■ Direction ■
Read the data and repeat all of it exactly.

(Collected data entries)

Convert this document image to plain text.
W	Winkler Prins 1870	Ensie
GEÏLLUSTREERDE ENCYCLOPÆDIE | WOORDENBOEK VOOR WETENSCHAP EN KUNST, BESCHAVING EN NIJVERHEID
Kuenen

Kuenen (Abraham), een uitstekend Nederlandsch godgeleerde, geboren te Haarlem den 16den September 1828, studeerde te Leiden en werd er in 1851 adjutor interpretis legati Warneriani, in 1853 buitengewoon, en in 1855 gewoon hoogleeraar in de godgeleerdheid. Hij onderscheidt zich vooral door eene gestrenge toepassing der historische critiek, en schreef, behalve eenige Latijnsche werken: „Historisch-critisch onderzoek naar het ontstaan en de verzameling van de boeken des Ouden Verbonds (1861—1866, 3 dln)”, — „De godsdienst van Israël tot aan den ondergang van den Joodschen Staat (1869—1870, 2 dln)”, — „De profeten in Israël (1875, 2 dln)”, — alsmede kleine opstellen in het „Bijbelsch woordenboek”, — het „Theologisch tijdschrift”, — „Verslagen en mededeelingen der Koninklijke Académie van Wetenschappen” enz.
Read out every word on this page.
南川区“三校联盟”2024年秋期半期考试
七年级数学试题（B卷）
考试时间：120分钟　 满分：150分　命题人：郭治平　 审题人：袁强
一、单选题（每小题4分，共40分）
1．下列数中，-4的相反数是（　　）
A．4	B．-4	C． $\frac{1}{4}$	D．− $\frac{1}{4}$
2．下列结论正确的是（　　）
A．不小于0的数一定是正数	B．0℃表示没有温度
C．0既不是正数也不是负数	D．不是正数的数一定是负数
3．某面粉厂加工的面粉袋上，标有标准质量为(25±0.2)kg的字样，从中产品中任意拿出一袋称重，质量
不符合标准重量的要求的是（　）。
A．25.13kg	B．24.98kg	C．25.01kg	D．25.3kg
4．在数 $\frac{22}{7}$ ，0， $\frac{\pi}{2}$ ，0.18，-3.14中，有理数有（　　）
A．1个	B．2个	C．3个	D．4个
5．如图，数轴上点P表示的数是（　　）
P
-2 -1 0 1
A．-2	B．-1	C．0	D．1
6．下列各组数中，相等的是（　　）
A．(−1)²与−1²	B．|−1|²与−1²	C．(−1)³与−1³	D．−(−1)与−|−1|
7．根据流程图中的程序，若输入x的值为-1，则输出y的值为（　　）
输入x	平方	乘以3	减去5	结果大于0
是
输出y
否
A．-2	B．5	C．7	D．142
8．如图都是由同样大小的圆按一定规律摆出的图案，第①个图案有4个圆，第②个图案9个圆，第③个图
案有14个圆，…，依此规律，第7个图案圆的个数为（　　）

■ Task answer ■
Convert this document image to plain text.
W	Winkler Prins 1870	Ensie
GEÏLLUSTREERDE ENCYCLOPÆDIE | WOORDENBOEK VOOR WETENSCHAP EN KUNST, BESCHAVING EN NIJVERHEID
Kuenen

Kuenen (Abraham), een uitstekend Nederlandsch godgeleerde, geboren te Haarlem den 16den September 1828, studeerde te Leiden en werd er in 1851 adjutor interpretis legati Warneriani, in 1853 buitengewoon, en in 1855 gewoon hoogleeraar in de godgeleerdheid. Hij onderscheidt zich vooral door eene gestrenge toepassing der historische critiek, en schreef, behalve eenige Latijnsche werken: „Historisch-critisch onderzoek naar het ontstaan en de verzameling van de boeken des Ouden Verbonds (1861—1866, 3 dln)”, — „De godsdienst van Israël tot aan den ondergang van den Joodschen Staat (1869—1870, 2 dln)”, — „De profeten in Israël (1875, 2 dln)”, — alsmede kleine opstellen in het „Bijbelsch woordenboek”, — het „Theologisch tijdschrift”, — „Verslagen en mededeelingen der Koninklijke Académie van Wetenschappen” enz.
Read out every word on this page.
南川区“三校联盟”2024年秋期半期考试
七年级数学试题（B卷）
考试时间：120分钟　 满分：150分　命题人：郭治平　 审题人：袁强
一、单选题（每小题4分，共40分）
1．下列数中，-4的相反数是（　　）
A．4	B．-4	C． $\frac{1}{4}$	D．− $\frac{1}{4}$
2．下列结论正确的是（　　）
A．不小于0的数一定是正数	B．0℃表示没有温度
C．0既不是正数也不是负数	D．不是正数的数一定是负数
3．某面粉厂加工的面粉袋上，标有标准质量为(25±0.2)kg的字样，从中产品中任意拿出一袋称重，质量
不符合标准重量的要求的是（　）。
A．25.13kg	B．24.98kg	C．25.01kg	D．25.3kg
4．在数 $\frac{22}{7}$ ，0， $\frac{\pi}{2}$ ，0.18，-3.14中，有理数有（　　）
A．1个	B．2个	C．3个	D．4个
5．如图，数轴上点P表示的数是（　　）
P
-2 -1 0 1
A．-2	B．-1	C．0	D．1
6．下列各组数中，相等的是（　　）
A．(−1)²与−1²	B．|−1|²与−1²	C．(−1)³与−1³	D．−(−1)与−|−1|
7．根据流程图中的程序，若输入x的值为-1，则输出y的值为（　　）
输入x	平方	乘以3	减去5	结果大于0
是
输出y
否
A．-2	B．5	C．7	D．142
8．如图都是由同样大小的圆按一定规律摆出的图案，第①个图案有4个圆，第②个图案9个圆，第③个图
案有14个圆，…，依此规律，第7个图案圆的个数为（　　）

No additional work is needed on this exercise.